- What is asked
Check each line of the listing, and copy it if it contains the word "Ahmedabad".

- Record extracts
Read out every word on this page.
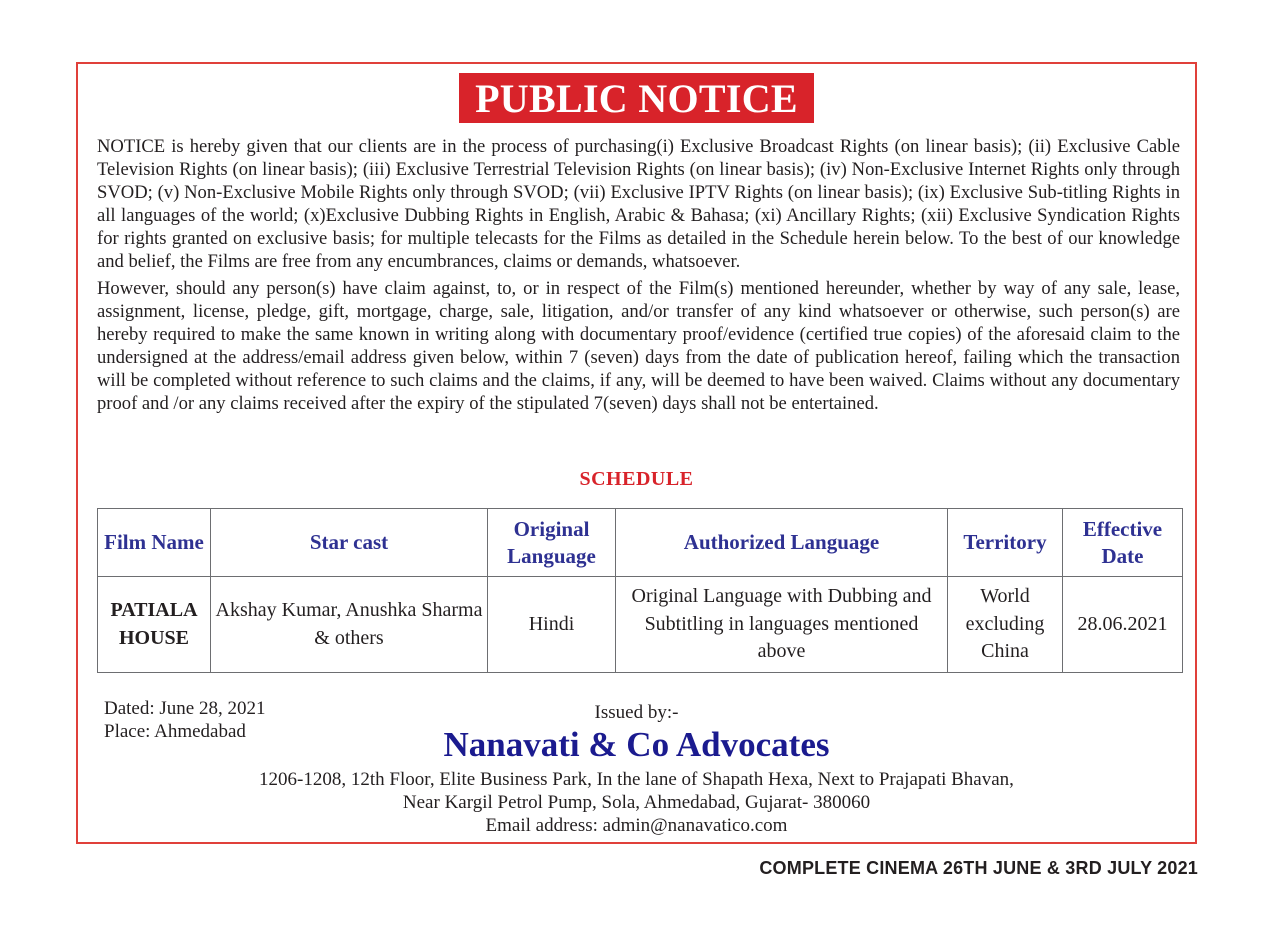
PUBLIC NOTICE

NOTICE is hereby given that our clients are in the process of purchasing(i) Exclusive Broadcast Rights (on linear basis); (ii) Exclusive Cable Television Rights (on linear basis); (iii) Exclusive Terrestrial Television Rights (on linear basis); (iv) Non-Exclusive Internet Rights only through SVOD; (v) Non-Exclusive Mobile Rights only through SVOD; (vii) Exclusive IPTV Rights (on linear basis); (ix) Exclusive Sub-titling Rights in all languages of the world; (x)Exclusive Dubbing Rights in English, Arabic & Bahasa; (xi) Ancillary Rights; (xii) Exclusive Syndication Rights for rights granted on exclusive basis; for multiple telecasts for the Films as detailed in the Schedule herein below. To the best of our knowledge and belief, the Films are free from any encumbrances, claims or demands, whatsoever.

However, should any person(s) have claim against, to, or in respect of the Film(s) mentioned hereunder, whether by way of any sale, lease, assignment, license, pledge, gift, mortgage, charge, sale, litigation, and/or transfer of any kind whatsoever or otherwise, such person(s) are hereby required to make the same known in writing along with documentary proof/evidence (certified true copies) of the aforesaid claim to the undersigned at the address/email address given below, within 7 (seven) days from the date of publication hereof, failing which the transaction will be completed without reference to such claims and the claims, if any, will be deemed to have been waived. Claims without any documentary proof and /or any claims received after the expiry of the stipulated 7(seven) days shall not be entertained.

SCHEDULE
Film Name	Star cast	Original Language	Authorized Language	Territory	Effective Date
PATIALA HOUSE	Akshay Kumar, Anushka Sharma & others	Hindi	Original Language with Dubbing and Subtitling in languages mentioned above	World excluding China	28.06.2021
Dated: June 28, 2021
Place: Ahmedabad
Issued by:-
Nanavati & Co Advocates
1206-1208, 12th Floor, Elite Business Park, In the lane of Shapath Hexa, Next to Prajapati Bhavan,
Near Kargil Petrol Pump, Sola, Ahmedabad, Gujarat- 380060
Email address: admin@nanavatico.com
COMPLETE CINEMA 26TH JUNE & 3RD JULY 2021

- Solved problem
Place: Ahmedabad
Near Kargil Petrol Pump, Sola, Ahmedabad, Gujarat- 380060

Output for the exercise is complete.